> **Exercise task**
Skip every picture and transcribe the remaining material exactly.

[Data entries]

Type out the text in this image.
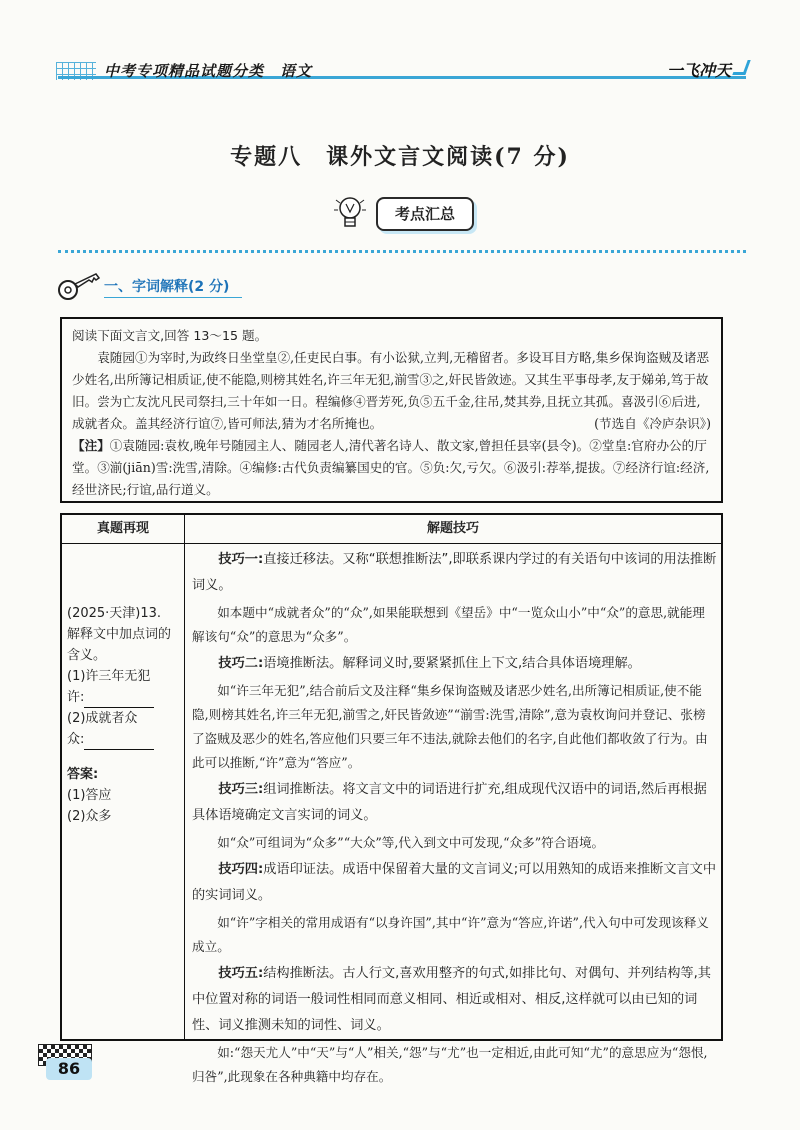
中考专项精品试题分类　语文	一飞冲天
专题八　课外文言文阅读(7 分)
考点汇总
一、字词解释(2 分)

阅读下面文言文,回答 13～15 题。

袁随园①为宰时,为政终日坐堂皇②,任吏民白事。有小讼狱,立判,无稽留者。多设耳目方略,集乡保询盗贼及诸恶少姓名,出所簿记相质证,使不能隐,则榜其姓名,许三年无犯,湔雪③之,奸民皆敛迹。又其生平事母孝,友于娣弟,笃于故旧。尝为亡友沈凡民司祭扫,三十年如一日。程编修④晋芳死,负⑤五千金,往吊,焚其券,且抚立其孤。喜汲引⑥后进,成就者众。盖其经济行谊⑦,皆可师法,猜为才名所掩也。	(节选自《冷庐杂识》)

【注】①袁随园:袁枚,晚年号随园主人、随园老人,清代著名诗人、散文家,曾担任县宰(县令)。②堂皇:官府办公的厅堂。③湔(jiān)雪:洗雪,清除。④编修:古代负责编纂国史的官。⑤负:欠,亏欠。⑥汲引:荐举,提拔。⑦经济行谊:经济,经世济民;行谊,品行道义。

真题再现	解题技巧
(2025·天津)13.
解释文中加点词的含义。
(1)许三年无犯
许:
(2)成就者众
众:
答案:
(1)答应
(2)众多

技巧一:直接迁移法。又称“联想推断法”,即联系课内学过的有关语句中该词的用法推断词义。

如本题中“成就者众”的“众”,如果能联想到《望岳》中“一览众山小”中“众”的意思,就能理解该句“众”的意思为“众多”。

技巧二:语境推断法。解释词义时,要紧紧抓住上下文,结合具体语境理解。

如“许三年无犯”,结合前后文及注释“集乡保询盗贼及诸恶少姓名,出所簿记相质证,使不能隐,则榜其姓名,许三年无犯,湔雪之,奸民皆敛迹”“湔雪:洗雪,清除”,意为袁枚询问并登记、张榜了盗贼及恶少的姓名,答应他们只要三年不违法,就除去他们的名字,自此他们都收敛了行为。由此可以推断,“许”意为“答应”。

技巧三:组词推断法。将文言文中的词语进行扩充,组成现代汉语中的词语,然后再根据具体语境确定文言实词的词义。

如“众”可组词为“众多”“大众”等,代入到文中可发现,“众多”符合语境。

技巧四:成语印证法。成语中保留着大量的文言词义;可以用熟知的成语来推断文言文中的实词词义。

如“许”字相关的常用成语有“以身许国”,其中“许”意为“答应,许诺”,代入句中可发现该释义成立。

技巧五:结构推断法。古人行文,喜欢用整齐的句式,如排比句、对偶句、并列结构等,其中位置对称的词语一般词性相同而意义相同、相近或相对、相反,这样就可以由已知的词性、词义推测未知的词性、词义。

如:“怨天尤人”中“天”与“人”相关,“怨”与“尤”也一定相近,由此可知“尤”的意思应为“怨恨,归咎”,此现象在各种典籍中均存在。

86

> **Task answer**
Type out the text in this image.
中考专项精品试题分类　语文	一飞冲天
专题八　课外文言文阅读(7 分)
考点汇总
一、字词解释(2 分)

阅读下面文言文,回答 13～15 题。

袁随园①为宰时,为政终日坐堂皇②,任吏民白事。有小讼狱,立判,无稽留者。多设耳目方略,集乡保询盗贼及诸恶少姓名,出所簿记相质证,使不能隐,则榜其姓名,许三年无犯,湔雪③之,奸民皆敛迹。又其生平事母孝,友于娣弟,笃于故旧。尝为亡友沈凡民司祭扫,三十年如一日。程编修④晋芳死,负⑤五千金,往吊,焚其券,且抚立其孤。喜汲引⑥后进,成就者众。盖其经济行谊⑦,皆可师法,猜为才名所掩也。	(节选自《冷庐杂识》)

【注】①袁随园:袁枚,晚年号随园主人、随园老人,清代著名诗人、散文家,曾担任县宰(县令)。②堂皇:官府办公的厅堂。③湔(jiān)雪:洗雪,清除。④编修:古代负责编纂国史的官。⑤负:欠,亏欠。⑥汲引:荐举,提拔。⑦经济行谊:经济,经世济民;行谊,品行道义。

真题再现	解题技巧
(2025·天津)13.
解释文中加点词的含义。
(1)许三年无犯
许:
(2)成就者众
众:
答案:
(1)答应
(2)众多

技巧一:直接迁移法。又称“联想推断法”,即联系课内学过的有关语句中该词的用法推断词义。

如本题中“成就者众”的“众”,如果能联想到《望岳》中“一览众山小”中“众”的意思,就能理解该句“众”的意思为“众多”。

技巧二:语境推断法。解释词义时,要紧紧抓住上下文,结合具体语境理解。

如“许三年无犯”,结合前后文及注释“集乡保询盗贼及诸恶少姓名,出所簿记相质证,使不能隐,则榜其姓名,许三年无犯,湔雪之,奸民皆敛迹”“湔雪:洗雪,清除”,意为袁枚询问并登记、张榜了盗贼及恶少的姓名,答应他们只要三年不违法,就除去他们的名字,自此他们都收敛了行为。由此可以推断,“许”意为“答应”。

技巧三:组词推断法。将文言文中的词语进行扩充,组成现代汉语中的词语,然后再根据具体语境确定文言实词的词义。

如“众”可组词为“众多”“大众”等,代入到文中可发现,“众多”符合语境。

技巧四:成语印证法。成语中保留着大量的文言词义;可以用熟知的成语来推断文言文中的实词词义。

如“许”字相关的常用成语有“以身许国”,其中“许”意为“答应,许诺”,代入句中可发现该释义成立。

技巧五:结构推断法。古人行文,喜欢用整齐的句式,如排比句、对偶句、并列结构等,其中位置对称的词语一般词性相同而意义相同、相近或相对、相反,这样就可以由已知的词性、词义推测未知的词性、词义。

如:“怨天尤人”中“天”与“人”相关,“怨”与“尤”也一定相近,由此可知“尤”的意思应为“怨恨,归咎”,此现象在各种典籍中均存在。

86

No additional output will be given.